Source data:

■ ■ ■ ■

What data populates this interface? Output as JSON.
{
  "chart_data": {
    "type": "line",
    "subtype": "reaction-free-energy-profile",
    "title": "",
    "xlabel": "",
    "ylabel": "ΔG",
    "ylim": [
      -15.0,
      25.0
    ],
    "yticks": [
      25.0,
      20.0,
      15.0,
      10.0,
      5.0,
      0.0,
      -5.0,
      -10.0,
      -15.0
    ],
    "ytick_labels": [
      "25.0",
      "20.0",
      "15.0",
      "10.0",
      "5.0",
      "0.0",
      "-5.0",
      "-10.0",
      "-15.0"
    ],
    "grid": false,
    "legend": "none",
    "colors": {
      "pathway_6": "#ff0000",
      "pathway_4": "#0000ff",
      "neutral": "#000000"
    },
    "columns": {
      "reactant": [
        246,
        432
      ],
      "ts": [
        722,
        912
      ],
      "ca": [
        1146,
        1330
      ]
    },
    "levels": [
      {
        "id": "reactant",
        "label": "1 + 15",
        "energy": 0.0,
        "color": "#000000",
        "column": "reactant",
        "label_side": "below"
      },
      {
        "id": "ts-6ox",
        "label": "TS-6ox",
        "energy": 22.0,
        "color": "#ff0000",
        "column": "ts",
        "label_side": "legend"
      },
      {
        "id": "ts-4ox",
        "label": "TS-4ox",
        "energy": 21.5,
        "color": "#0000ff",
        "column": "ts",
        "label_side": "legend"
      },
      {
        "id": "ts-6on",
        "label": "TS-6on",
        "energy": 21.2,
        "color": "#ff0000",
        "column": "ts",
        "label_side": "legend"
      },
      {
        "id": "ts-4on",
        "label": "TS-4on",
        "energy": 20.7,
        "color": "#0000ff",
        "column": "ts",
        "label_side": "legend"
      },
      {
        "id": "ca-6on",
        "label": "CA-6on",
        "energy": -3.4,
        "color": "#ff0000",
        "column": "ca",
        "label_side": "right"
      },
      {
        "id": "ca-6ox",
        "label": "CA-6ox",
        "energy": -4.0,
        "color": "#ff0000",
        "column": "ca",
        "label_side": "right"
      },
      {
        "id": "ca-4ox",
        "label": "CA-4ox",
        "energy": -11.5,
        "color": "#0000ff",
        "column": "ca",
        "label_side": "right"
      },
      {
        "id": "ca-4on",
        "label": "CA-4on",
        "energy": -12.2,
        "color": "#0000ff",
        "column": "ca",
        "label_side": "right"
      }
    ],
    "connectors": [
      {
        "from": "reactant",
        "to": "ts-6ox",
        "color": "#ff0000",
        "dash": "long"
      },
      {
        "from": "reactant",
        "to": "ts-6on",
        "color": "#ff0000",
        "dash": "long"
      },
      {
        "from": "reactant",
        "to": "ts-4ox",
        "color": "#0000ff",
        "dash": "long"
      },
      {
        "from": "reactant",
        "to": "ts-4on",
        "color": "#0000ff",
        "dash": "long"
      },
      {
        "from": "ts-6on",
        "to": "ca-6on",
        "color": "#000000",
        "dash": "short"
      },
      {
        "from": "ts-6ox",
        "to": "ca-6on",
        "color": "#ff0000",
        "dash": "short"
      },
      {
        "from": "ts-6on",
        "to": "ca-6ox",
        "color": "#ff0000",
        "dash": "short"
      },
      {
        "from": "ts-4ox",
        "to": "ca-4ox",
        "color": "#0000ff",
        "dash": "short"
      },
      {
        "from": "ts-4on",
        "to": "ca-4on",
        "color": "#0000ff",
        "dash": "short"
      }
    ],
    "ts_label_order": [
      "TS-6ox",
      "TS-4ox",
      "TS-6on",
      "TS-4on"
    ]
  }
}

■ ■ ■ ■

> _STATED EXERCISE_
Take the lines above and print them exactly.

> _SOLUTION_
What data populates this interface? Output as JSON.
{
  "chart_data": {
    "type": "line",
    "subtype": "reaction-free-energy-profile",
    "title": "",
    "xlabel": "",
    "ylabel": "ΔG",
    "ylim": [
      -15.0,
      25.0
    ],
    "yticks": [
      25.0,
      20.0,
      15.0,
      10.0,
      5.0,
      0.0,
      -5.0,
      -10.0,
      -15.0
    ],
    "ytick_labels": [
      "25.0",
      "20.0",
      "15.0",
      "10.0",
      "5.0",
      "0.0",
      "-5.0",
      "-10.0",
      "-15.0"
    ],
    "grid": false,
    "legend": "none",
    "colors": {
      "pathway_6": "#ff0000",
      "pathway_4": "#0000ff",
      "neutral": "#000000"
    },
    "columns": {
      "reactant": [
        246,
        432
      ],
      "ts": [
        722,
        912
      ],
      "ca": [
        1146,
        1330
      ]
    },
    "levels": [
      {
        "id": "reactant",
        "label": "1 + 15",
        "energy": 0.0,
        "color": "#000000",
        "column": "reactant",
        "label_side": "below"
      },
      {
        "id": "ts-6ox",
        "label": "TS-6ox",
        "energy": 22.0,
        "color": "#ff0000",
        "column": "ts",
        "label_side": "legend"
      },
      {
        "id": "ts-4ox",
        "label": "TS-4ox",
        "energy": 21.5,
        "color": "#0000ff",
        "column": "ts",
        "label_side": "legend"
      },
      {
        "id": "ts-6on",
        "label": "TS-6on",
        "energy": 21.2,
        "color": "#ff0000",
        "column": "ts",
        "label_side": "legend"
      },
      {
        "id": "ts-4on",
        "label": "TS-4on",
        "energy": 20.7,
        "color": "#0000ff",
        "column": "ts",
        "label_side": "legend"
      },
      {
        "id": "ca-6on",
        "label": "CA-6on",
        "energy": -3.4,
        "color": "#ff0000",
        "column": "ca",
        "label_side": "right"
      },
      {
        "id": "ca-6ox",
        "label": "CA-6ox",
        "energy": -4.0,
        "color": "#ff0000",
        "column": "ca",
        "label_side": "right"
      },
      {
        "id": "ca-4ox",
        "label": "CA-4ox",
        "energy": -11.5,
        "color": "#0000ff",
        "column": "ca",
        "label_side": "right"
      },
      {
        "id": "ca-4on",
        "label": "CA-4on",
        "energy": -12.2,
        "color": "#0000ff",
        "column": "ca",
        "label_side": "right"
      }
    ],
    "connectors": [
      {
        "from": "reactant",
        "to": "ts-6ox",
        "color": "#ff0000",
        "dash": "long"
      },
      {
        "from": "reactant",
        "to": "ts-6on",
        "color": "#ff0000",
        "dash": "long"
      },
      {
        "from": "reactant",
        "to": "ts-4ox",
        "color": "#0000ff",
        "dash": "long"
      },
      {
        "from": "reactant",
        "to": "ts-4on",
        "color": "#0000ff",
        "dash": "long"
      },
      {
        "from": "ts-6on",
        "to": "ca-6on",
        "color": "#000000",
        "dash": "short"
      },
      {
        "from": "ts-6ox",
        "to": "ca-6on",
        "color": "#ff0000",
        "dash": "short"
      },
      {
        "from": "ts-6on",
        "to": "ca-6ox",
        "color": "#ff0000",
        "dash": "short"
      },
      {
        "from": "ts-4ox",
        "to": "ca-4ox",
        "color": "#0000ff",
        "dash": "short"
      },
      {
        "from": "ts-4on",
        "to": "ca-4on",
        "color": "#0000ff",
        "dash": "short"
      }
    ],
    "ts_label_order": [
      "TS-6ox",
      "TS-4ox",
      "TS-6on",
      "TS-4on"
    ]
  }
}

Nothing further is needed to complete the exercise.